• DATASET RECORDS
::::::::

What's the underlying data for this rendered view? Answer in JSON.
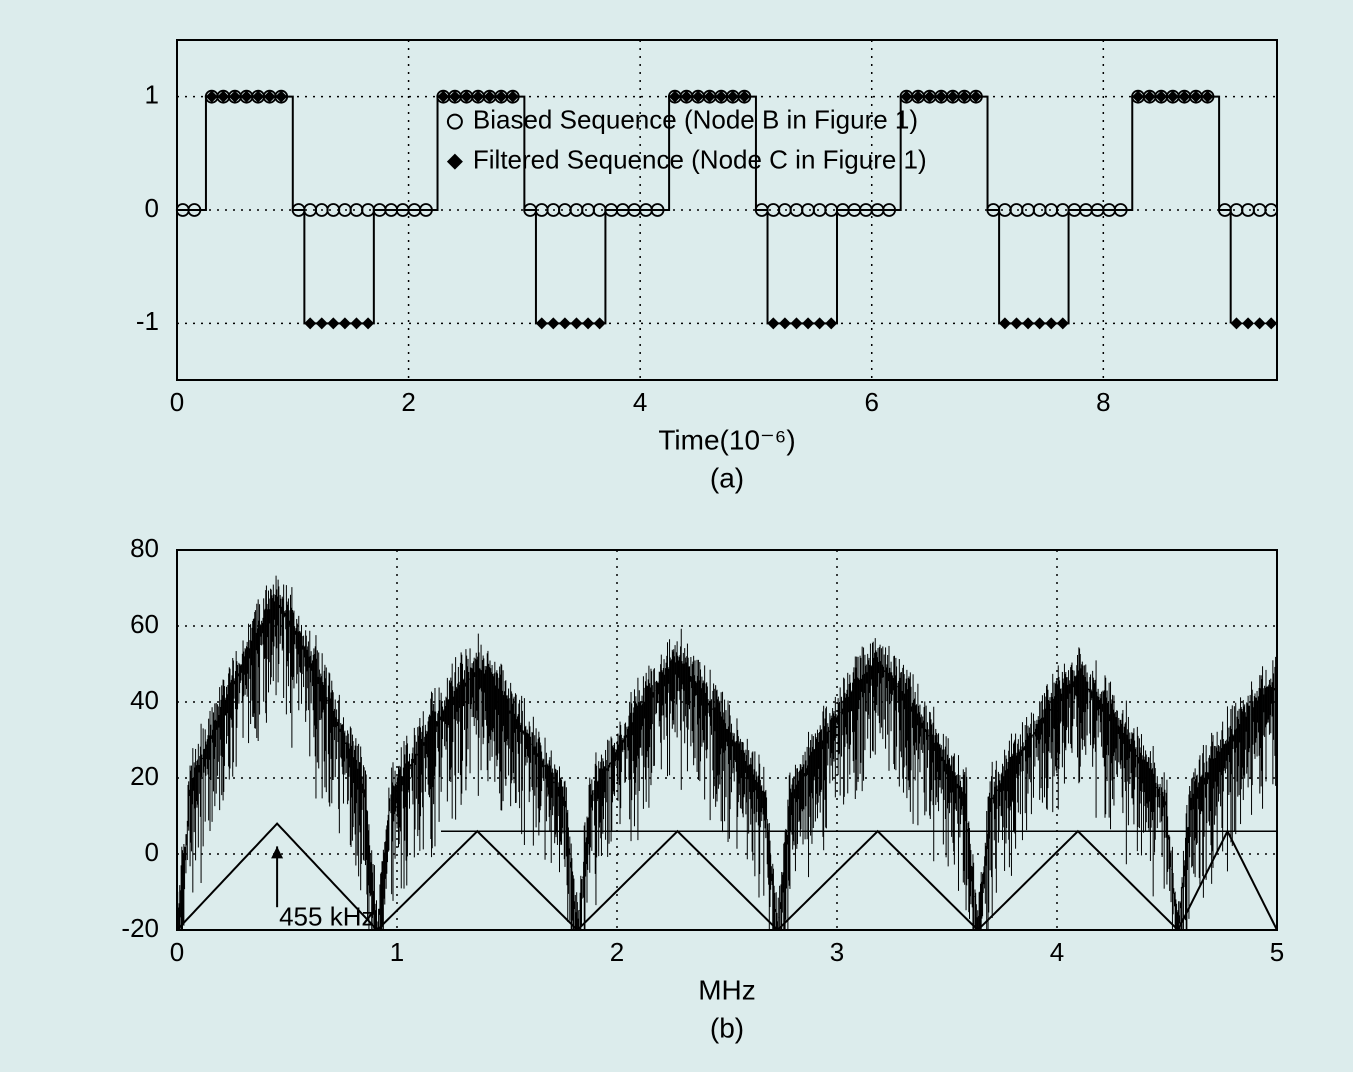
{
  "background_color": "#dcecec",
  "top_chart": {
    "type": "line+markers",
    "xlim": [
      0,
      9.5
    ],
    "ylim": [
      -1.5,
      1.5
    ],
    "xticks": [
      0,
      2,
      4,
      6,
      8
    ],
    "yticks": [
      -1,
      0,
      1
    ],
    "xlabel": "Time(10⁻⁶)",
    "sublabel": "(a)",
    "grid_color": "#000000",
    "grid_dash": "2,6",
    "axis_color": "#000000",
    "line_color": "#000000",
    "marker_circle_stroke": "#000000",
    "marker_circle_fill": "none",
    "marker_diamond_fill": "#000000",
    "legend": {
      "items": [
        {
          "marker": "circle",
          "label": "Biased Sequence (Node B in Figure 1)"
        },
        {
          "marker": "diamond",
          "label": "Filtered Sequence (Node C in Figure 1)"
        }
      ]
    },
    "period": 2.0,
    "biased_pattern": [
      {
        "from": 0.0,
        "to": 0.25,
        "v": 0
      },
      {
        "from": 0.25,
        "to": 1.0,
        "v": 1
      },
      {
        "from": 1.0,
        "to": 2.0,
        "v": 0
      }
    ],
    "filtered_pattern": [
      {
        "from": 0.0,
        "to": 0.25,
        "v": 0
      },
      {
        "from": 0.25,
        "to": 1.0,
        "v": 1
      },
      {
        "from": 1.0,
        "to": 1.1,
        "v": 0
      },
      {
        "from": 1.1,
        "to": 1.7,
        "v": -1
      },
      {
        "from": 1.7,
        "to": 2.0,
        "v": 0
      }
    ],
    "num_periods": 5,
    "marker_dx": 0.1
  },
  "bottom_chart": {
    "type": "spectrum",
    "xlim": [
      0,
      5
    ],
    "ylim": [
      -20,
      80
    ],
    "xticks": [
      0,
      1,
      2,
      3,
      4,
      5
    ],
    "yticks": [
      -20,
      0,
      20,
      40,
      60,
      80
    ],
    "xlabel": "MHz",
    "sublabel": "(b)",
    "grid_color": "#000000",
    "grid_dash": "2,6",
    "axis_color": "#000000",
    "spectrum_color": "#000000",
    "envelope_color": "#000000",
    "annotation": {
      "text": "455 kHz",
      "at_mhz": 0.455
    },
    "peaks_mhz": [
      0.455,
      1.365,
      2.275,
      3.185,
      4.095,
      5.0
    ],
    "nulls_mhz": [
      0.91,
      1.82,
      2.73,
      3.64,
      4.55
    ],
    "peak_db": [
      66,
      48,
      50,
      50,
      46,
      44
    ],
    "baseline_db": 18,
    "envelope_top_db": 6
  }
}
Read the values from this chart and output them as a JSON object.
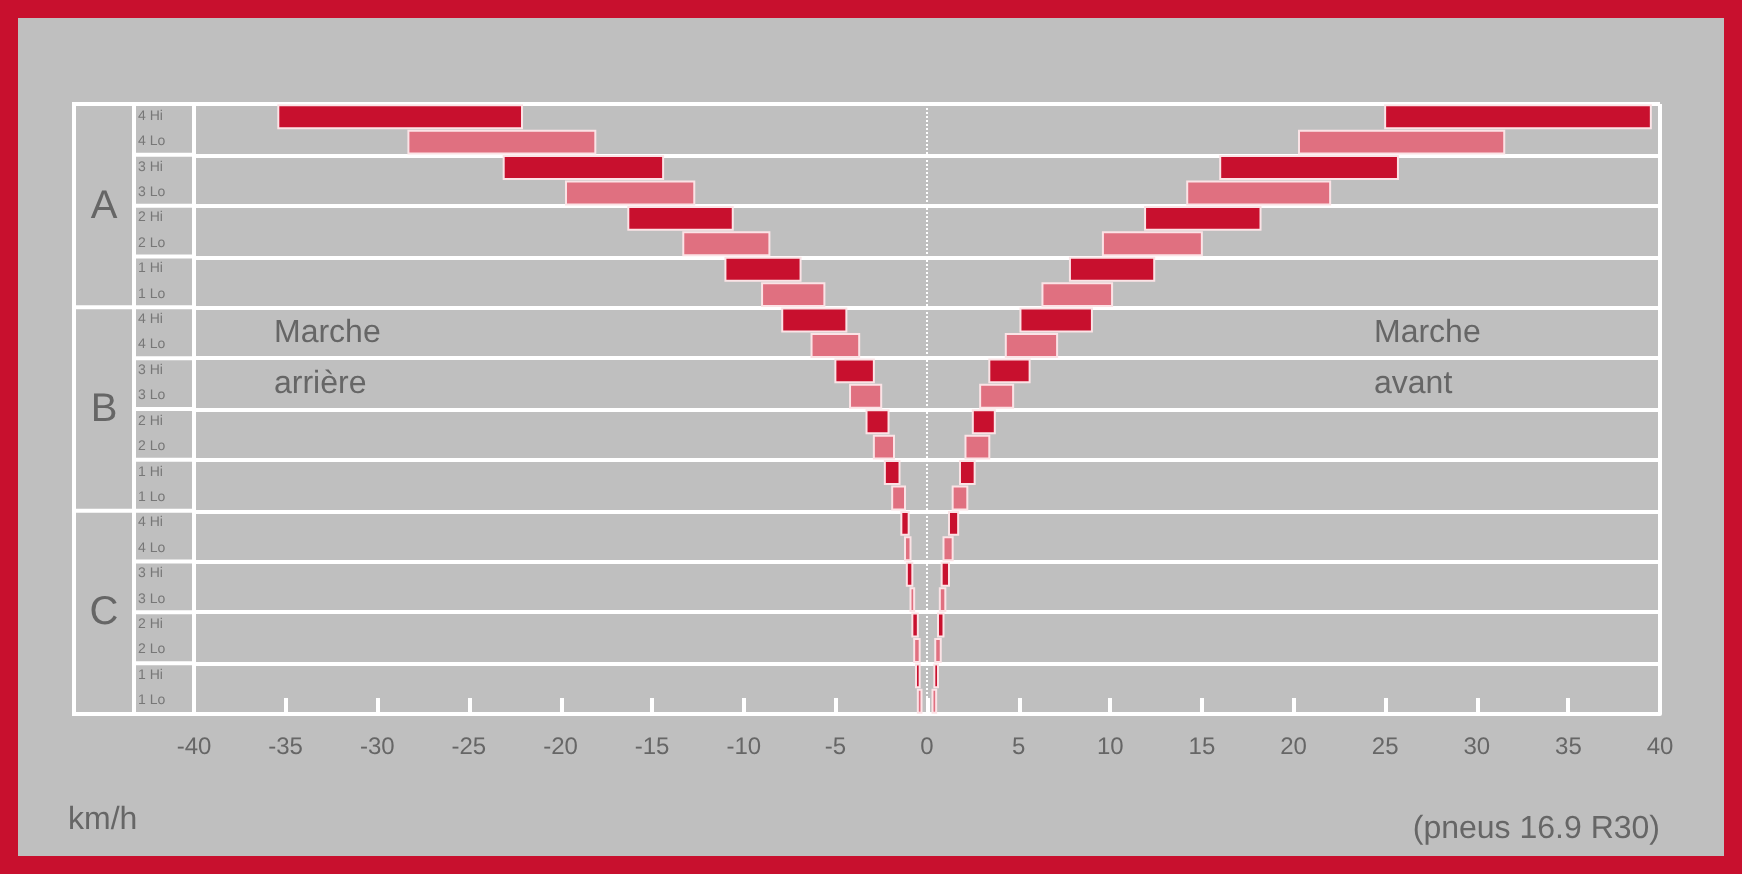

::::::::

Set down the material above as is, without any pictures.

• EXERCISE RESULT
What's the underlying data for this rendered view? Answer in JSON.
{
  "background_color": "#dcecec",
  "top_chart": {
    "type": "line+markers",
    "xlim": [
      0,
      9.5
    ],
    "ylim": [
      -1.5,
      1.5
    ],
    "xticks": [
      0,
      2,
      4,
      6,
      8
    ],
    "yticks": [
      -1,
      0,
      1
    ],
    "xlabel": "Time(10⁻⁶)",
    "sublabel": "(a)",
    "grid_color": "#000000",
    "grid_dash": "2,6",
    "axis_color": "#000000",
    "line_color": "#000000",
    "marker_circle_stroke": "#000000",
    "marker_circle_fill": "none",
    "marker_diamond_fill": "#000000",
    "legend": {
      "items": [
        {
          "marker": "circle",
          "label": "Biased Sequence (Node B in Figure 1)"
        },
        {
          "marker": "diamond",
          "label": "Filtered Sequence (Node C in Figure 1)"
        }
      ]
    },
    "period": 2.0,
    "biased_pattern": [
      {
        "from": 0.0,
        "to": 0.25,
        "v": 0
      },
      {
        "from": 0.25,
        "to": 1.0,
        "v": 1
      },
      {
        "from": 1.0,
        "to": 2.0,
        "v": 0
      }
    ],
    "filtered_pattern": [
      {
        "from": 0.0,
        "to": 0.25,
        "v": 0
      },
      {
        "from": 0.25,
        "to": 1.0,
        "v": 1
      },
      {
        "from": 1.0,
        "to": 1.1,
        "v": 0
      },
      {
        "from": 1.1,
        "to": 1.7,
        "v": -1
      },
      {
        "from": 1.7,
        "to": 2.0,
        "v": 0
      }
    ],
    "num_periods": 5,
    "marker_dx": 0.1
  },
  "bottom_chart": {
    "type": "spectrum",
    "xlim": [
      0,
      5
    ],
    "ylim": [
      -20,
      80
    ],
    "xticks": [
      0,
      1,
      2,
      3,
      4,
      5
    ],
    "yticks": [
      -20,
      0,
      20,
      40,
      60,
      80
    ],
    "xlabel": "MHz",
    "sublabel": "(b)",
    "grid_color": "#000000",
    "grid_dash": "2,6",
    "axis_color": "#000000",
    "spectrum_color": "#000000",
    "envelope_color": "#000000",
    "annotation": {
      "text": "455 kHz",
      "at_mhz": 0.455
    },
    "peaks_mhz": [
      0.455,
      1.365,
      2.275,
      3.185,
      4.095,
      5.0
    ],
    "nulls_mhz": [
      0.91,
      1.82,
      2.73,
      3.64,
      4.55
    ],
    "peak_db": [
      66,
      48,
      50,
      50,
      46,
      44
    ],
    "baseline_db": 18,
    "envelope_top_db": 6
  }
}
Read the values from this chart and output them as a JSON object.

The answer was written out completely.